Task statement:
Return all lines from the listing below in which the string "低压开关柜" occurs.

(Records from a data collection)
· · · · · · ·
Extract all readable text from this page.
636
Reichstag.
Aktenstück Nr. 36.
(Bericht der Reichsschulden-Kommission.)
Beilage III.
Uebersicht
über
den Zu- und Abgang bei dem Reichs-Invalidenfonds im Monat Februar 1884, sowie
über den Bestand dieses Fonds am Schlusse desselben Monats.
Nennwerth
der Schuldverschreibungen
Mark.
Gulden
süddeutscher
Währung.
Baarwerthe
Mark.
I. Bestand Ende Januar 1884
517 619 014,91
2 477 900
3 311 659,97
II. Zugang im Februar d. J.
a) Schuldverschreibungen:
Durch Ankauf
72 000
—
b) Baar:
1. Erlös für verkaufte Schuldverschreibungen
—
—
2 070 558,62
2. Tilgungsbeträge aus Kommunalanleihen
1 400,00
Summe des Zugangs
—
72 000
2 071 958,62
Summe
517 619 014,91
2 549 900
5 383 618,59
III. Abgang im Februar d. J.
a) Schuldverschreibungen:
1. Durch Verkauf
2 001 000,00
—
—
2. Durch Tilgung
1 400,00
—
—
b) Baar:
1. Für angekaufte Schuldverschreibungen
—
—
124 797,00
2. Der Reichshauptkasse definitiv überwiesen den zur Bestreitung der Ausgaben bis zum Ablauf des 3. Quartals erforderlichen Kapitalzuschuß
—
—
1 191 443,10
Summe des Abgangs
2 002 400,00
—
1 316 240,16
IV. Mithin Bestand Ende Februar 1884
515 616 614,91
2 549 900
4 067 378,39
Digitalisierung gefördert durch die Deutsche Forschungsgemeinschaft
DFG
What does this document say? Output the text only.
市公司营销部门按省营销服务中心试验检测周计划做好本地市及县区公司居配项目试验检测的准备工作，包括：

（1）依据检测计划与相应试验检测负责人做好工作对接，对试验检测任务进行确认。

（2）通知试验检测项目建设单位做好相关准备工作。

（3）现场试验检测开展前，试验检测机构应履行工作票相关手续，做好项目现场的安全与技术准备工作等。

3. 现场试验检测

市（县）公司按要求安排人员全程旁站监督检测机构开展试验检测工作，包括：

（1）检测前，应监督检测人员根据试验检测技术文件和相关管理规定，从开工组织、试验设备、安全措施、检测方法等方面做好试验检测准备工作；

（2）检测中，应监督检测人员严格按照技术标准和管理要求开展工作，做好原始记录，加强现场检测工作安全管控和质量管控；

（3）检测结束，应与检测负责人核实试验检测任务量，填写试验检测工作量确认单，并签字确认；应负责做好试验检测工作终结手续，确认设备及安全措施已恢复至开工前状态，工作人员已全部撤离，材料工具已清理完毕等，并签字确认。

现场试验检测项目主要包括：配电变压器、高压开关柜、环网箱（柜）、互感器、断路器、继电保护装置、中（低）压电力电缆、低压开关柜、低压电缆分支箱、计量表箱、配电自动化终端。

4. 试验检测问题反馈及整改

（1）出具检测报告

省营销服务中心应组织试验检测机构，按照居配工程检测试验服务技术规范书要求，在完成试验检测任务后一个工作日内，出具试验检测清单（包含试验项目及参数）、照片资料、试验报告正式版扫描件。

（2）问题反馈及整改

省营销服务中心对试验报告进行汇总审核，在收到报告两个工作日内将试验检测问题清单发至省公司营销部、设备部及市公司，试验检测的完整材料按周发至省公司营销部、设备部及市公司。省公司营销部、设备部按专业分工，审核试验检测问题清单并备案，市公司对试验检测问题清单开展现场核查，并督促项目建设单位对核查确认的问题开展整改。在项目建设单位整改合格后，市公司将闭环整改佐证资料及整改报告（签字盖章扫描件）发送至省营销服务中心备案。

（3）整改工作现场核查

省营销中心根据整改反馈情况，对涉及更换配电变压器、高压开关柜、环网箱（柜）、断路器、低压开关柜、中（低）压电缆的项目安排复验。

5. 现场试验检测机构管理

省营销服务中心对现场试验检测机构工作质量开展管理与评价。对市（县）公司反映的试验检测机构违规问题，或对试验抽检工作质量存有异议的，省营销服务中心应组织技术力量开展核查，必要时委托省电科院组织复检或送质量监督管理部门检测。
· · · · · · ·
The answer:
现场试验检测项目主要包括：配电变压器、高压开关柜、环网箱（柜）、互感器、断路器、继电保护装置、中（低）压电力电缆、低压开关柜、低压电缆分支箱、计量表箱、配电自动化终端。
省营销中心根据整改反馈情况，对涉及更换配电变压器、高压开关柜、环网箱（柜）、断路器、低压开关柜、中（低）压电缆的项目安排复验。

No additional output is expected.